:: EXERCISE OBJECTIVE ::
Find the lines holding the string "Orphan" in the data, then copy all of them.

/---

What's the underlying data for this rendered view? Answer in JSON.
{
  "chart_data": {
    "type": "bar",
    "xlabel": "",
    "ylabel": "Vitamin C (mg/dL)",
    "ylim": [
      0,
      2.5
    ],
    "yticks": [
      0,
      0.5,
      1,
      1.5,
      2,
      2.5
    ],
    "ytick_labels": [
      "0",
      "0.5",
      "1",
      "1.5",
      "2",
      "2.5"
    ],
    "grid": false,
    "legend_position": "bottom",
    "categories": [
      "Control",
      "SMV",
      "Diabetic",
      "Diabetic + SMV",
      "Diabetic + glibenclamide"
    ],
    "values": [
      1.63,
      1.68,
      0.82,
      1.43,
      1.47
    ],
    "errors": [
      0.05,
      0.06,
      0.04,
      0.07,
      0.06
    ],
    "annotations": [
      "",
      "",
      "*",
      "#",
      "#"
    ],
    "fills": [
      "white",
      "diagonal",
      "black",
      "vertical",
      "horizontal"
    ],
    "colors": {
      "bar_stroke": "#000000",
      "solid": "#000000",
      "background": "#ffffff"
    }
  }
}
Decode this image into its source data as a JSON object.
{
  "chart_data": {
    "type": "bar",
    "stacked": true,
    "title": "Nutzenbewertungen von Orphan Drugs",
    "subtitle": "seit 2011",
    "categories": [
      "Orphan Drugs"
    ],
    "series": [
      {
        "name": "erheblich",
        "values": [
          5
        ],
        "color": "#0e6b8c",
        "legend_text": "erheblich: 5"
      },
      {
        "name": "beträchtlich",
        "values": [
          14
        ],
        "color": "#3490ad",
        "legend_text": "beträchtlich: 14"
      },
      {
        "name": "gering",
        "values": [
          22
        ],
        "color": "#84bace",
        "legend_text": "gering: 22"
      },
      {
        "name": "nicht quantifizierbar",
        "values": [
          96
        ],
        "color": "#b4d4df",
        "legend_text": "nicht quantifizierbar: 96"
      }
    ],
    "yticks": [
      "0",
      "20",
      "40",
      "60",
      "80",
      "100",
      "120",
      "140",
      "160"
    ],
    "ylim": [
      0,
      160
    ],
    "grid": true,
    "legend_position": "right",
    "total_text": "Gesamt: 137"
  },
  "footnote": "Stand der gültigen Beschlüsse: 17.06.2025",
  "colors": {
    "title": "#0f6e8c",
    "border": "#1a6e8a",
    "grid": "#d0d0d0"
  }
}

\---

:: RESULT OF THIS EXERCISE ::
    "title": "Nutzenbewertungen von Orphan Drugs",
      "Orphan Drugs"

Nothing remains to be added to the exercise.